### [Task statement]
Copy out word for word every line of the entries, from the very first line down to the line containing "see-more-link[interactable]: See More", with both of those lines included.

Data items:

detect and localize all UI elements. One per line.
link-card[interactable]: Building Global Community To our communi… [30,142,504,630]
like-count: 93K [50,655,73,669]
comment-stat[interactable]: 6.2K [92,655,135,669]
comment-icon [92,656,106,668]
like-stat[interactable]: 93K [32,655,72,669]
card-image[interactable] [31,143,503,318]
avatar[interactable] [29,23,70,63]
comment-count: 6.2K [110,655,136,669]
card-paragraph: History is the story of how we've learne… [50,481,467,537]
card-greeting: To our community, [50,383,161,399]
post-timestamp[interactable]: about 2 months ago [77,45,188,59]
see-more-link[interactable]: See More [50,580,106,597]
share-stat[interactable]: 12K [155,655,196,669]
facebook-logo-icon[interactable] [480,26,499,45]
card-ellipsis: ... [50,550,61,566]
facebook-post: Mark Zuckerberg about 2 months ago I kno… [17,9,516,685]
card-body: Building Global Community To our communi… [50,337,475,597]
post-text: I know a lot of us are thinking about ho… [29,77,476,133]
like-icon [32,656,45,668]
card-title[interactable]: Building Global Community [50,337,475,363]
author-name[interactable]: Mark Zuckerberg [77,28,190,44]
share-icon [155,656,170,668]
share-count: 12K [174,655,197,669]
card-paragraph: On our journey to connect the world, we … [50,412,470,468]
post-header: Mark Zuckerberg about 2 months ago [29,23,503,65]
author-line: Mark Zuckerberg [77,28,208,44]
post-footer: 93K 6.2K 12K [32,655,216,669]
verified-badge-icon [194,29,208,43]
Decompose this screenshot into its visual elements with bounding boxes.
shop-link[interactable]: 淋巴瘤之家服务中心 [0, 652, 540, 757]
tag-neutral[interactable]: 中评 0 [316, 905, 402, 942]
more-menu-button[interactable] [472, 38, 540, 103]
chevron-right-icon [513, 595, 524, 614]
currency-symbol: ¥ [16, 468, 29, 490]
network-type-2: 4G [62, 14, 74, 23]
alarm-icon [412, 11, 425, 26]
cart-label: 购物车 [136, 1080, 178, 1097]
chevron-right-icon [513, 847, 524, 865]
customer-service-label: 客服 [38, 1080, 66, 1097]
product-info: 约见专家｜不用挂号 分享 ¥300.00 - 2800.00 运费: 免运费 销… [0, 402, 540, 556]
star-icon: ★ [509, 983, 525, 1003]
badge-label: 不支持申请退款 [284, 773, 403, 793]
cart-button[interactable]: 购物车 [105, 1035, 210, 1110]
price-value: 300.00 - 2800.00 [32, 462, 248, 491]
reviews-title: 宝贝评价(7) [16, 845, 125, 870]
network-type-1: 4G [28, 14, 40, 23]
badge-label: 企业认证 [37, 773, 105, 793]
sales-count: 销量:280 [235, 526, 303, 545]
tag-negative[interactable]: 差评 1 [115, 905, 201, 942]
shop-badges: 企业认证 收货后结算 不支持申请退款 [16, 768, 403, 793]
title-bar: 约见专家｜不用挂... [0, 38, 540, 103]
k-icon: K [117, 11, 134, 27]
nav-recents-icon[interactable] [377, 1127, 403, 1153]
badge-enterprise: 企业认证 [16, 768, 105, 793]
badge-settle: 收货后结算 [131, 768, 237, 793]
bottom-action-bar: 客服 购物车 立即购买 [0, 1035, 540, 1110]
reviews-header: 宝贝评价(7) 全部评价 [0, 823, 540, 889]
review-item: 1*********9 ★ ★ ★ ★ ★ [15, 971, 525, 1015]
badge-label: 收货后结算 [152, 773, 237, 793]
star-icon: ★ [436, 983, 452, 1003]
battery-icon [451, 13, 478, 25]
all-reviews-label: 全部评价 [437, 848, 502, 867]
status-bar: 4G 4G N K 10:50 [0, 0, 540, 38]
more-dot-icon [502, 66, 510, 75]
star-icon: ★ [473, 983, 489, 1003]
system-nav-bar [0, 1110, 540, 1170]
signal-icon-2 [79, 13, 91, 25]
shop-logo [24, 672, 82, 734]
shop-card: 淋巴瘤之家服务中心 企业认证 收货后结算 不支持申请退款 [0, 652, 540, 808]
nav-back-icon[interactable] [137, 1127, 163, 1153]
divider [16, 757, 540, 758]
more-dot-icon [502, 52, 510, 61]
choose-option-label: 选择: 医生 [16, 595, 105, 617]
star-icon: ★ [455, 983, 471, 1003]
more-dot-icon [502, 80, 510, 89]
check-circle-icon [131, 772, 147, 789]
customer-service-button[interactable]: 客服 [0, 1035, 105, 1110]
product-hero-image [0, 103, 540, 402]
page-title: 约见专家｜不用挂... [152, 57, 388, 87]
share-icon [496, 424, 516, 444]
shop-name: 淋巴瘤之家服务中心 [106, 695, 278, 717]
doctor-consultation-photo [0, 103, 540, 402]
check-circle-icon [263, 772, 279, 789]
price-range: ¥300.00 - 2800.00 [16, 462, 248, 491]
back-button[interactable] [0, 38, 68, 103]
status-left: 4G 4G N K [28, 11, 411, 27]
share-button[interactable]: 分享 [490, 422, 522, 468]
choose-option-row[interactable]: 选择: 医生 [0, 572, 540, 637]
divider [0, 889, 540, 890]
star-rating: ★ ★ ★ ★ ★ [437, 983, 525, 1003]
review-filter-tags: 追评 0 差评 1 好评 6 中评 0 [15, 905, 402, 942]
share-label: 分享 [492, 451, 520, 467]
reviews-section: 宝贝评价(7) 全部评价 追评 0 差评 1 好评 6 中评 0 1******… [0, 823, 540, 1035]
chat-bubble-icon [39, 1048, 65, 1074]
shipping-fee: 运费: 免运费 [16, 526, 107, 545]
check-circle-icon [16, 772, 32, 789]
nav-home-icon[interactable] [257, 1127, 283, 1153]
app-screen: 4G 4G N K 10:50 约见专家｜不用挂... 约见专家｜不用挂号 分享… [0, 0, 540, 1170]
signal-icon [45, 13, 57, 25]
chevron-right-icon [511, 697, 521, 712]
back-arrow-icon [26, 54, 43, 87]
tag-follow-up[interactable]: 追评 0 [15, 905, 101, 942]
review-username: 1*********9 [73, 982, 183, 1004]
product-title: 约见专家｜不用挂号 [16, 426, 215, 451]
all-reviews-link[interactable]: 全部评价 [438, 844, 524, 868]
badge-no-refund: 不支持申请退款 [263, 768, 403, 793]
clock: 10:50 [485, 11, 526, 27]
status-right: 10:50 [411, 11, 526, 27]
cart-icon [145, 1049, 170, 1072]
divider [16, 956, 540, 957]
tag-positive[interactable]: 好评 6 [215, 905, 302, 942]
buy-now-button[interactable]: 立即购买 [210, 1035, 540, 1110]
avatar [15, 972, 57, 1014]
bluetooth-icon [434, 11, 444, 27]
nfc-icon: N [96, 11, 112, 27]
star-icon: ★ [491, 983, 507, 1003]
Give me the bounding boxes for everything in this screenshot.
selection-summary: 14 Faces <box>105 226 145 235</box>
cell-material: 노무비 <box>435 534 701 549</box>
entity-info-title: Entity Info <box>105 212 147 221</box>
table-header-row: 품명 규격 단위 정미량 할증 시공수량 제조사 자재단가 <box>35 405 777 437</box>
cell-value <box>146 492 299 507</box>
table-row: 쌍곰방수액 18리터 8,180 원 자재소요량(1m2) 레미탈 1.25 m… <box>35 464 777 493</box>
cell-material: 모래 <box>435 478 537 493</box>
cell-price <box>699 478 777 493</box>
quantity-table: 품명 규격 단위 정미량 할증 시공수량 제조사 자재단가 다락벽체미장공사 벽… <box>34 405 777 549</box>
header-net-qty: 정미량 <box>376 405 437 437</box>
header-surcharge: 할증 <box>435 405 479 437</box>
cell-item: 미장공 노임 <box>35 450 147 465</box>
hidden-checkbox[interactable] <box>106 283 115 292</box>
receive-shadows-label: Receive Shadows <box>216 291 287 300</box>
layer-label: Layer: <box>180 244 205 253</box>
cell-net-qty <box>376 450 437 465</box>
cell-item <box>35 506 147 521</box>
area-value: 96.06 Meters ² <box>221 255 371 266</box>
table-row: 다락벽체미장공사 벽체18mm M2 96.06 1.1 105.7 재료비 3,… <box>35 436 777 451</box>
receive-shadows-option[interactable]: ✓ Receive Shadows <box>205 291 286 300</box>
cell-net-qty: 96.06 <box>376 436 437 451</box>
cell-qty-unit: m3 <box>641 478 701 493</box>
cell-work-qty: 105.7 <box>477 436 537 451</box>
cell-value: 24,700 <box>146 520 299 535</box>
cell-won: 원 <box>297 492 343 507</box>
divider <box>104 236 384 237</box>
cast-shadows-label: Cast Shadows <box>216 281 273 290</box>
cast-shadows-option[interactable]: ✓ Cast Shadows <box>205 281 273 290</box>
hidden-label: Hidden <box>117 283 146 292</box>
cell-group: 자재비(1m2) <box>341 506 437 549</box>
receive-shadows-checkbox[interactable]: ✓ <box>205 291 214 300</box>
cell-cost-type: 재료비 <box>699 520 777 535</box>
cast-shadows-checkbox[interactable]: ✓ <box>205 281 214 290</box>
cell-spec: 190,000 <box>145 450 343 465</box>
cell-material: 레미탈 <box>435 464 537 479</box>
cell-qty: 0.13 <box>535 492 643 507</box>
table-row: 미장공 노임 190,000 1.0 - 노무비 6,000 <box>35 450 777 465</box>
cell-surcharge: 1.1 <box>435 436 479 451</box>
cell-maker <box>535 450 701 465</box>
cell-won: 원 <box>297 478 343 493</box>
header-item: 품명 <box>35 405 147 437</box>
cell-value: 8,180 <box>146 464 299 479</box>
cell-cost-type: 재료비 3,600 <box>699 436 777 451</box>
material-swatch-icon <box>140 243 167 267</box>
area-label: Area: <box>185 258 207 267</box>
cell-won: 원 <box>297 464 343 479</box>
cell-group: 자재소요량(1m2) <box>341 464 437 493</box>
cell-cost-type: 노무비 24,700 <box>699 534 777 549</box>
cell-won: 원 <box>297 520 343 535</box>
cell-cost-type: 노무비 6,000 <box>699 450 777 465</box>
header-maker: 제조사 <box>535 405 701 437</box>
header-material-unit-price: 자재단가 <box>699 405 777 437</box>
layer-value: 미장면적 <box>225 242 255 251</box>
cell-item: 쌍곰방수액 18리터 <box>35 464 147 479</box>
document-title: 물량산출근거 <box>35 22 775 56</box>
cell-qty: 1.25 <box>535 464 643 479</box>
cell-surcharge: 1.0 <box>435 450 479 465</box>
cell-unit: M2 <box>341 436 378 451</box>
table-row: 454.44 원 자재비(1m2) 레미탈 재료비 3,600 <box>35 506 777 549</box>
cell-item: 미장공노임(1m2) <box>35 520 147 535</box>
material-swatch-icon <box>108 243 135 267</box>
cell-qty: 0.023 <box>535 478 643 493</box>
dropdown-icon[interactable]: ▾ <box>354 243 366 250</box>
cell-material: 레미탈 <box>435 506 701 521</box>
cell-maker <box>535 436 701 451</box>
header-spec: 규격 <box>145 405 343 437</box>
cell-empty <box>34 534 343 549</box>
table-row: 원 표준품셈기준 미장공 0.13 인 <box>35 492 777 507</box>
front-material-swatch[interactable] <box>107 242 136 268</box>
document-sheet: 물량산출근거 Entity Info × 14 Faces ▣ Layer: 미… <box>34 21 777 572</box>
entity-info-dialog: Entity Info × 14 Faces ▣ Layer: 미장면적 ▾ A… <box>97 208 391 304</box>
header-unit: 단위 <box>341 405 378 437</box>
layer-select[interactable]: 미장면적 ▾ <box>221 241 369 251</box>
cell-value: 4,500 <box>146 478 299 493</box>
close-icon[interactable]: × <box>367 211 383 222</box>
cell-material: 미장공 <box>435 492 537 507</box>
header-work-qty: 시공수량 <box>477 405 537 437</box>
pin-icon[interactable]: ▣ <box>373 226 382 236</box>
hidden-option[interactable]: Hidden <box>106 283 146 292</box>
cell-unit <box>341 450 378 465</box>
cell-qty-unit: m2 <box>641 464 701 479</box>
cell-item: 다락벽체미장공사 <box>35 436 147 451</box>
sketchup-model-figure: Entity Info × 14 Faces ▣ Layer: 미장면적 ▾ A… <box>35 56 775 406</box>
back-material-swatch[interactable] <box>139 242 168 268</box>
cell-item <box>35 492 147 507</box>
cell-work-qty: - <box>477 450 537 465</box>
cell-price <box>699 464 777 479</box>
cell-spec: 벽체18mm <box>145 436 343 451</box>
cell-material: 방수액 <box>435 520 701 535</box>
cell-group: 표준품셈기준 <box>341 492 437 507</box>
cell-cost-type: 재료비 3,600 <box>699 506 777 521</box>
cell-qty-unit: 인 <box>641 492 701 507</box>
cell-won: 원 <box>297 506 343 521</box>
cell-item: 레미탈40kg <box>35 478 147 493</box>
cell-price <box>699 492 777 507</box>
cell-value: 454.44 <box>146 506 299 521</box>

### [Answer to this problem]
detect and localize all UI elements. One per line.
link-card[interactable]: Building Global Community To our communi… [30,142,504,630]
like-count: 93K [50,655,73,669]
comment-stat[interactable]: 6.2K [92,655,135,669]
comment-icon [92,656,106,668]
like-stat[interactable]: 93K [32,655,72,669]
card-image[interactable] [31,143,503,318]
avatar[interactable] [29,23,70,63]
comment-count: 6.2K [110,655,136,669]
card-paragraph: History is the story of how we've learne… [50,481,467,537]
card-greeting: To our community, [50,383,161,399]
post-timestamp[interactable]: about 2 months ago [77,45,188,59]
see-more-link[interactable]: See More [50,580,106,597]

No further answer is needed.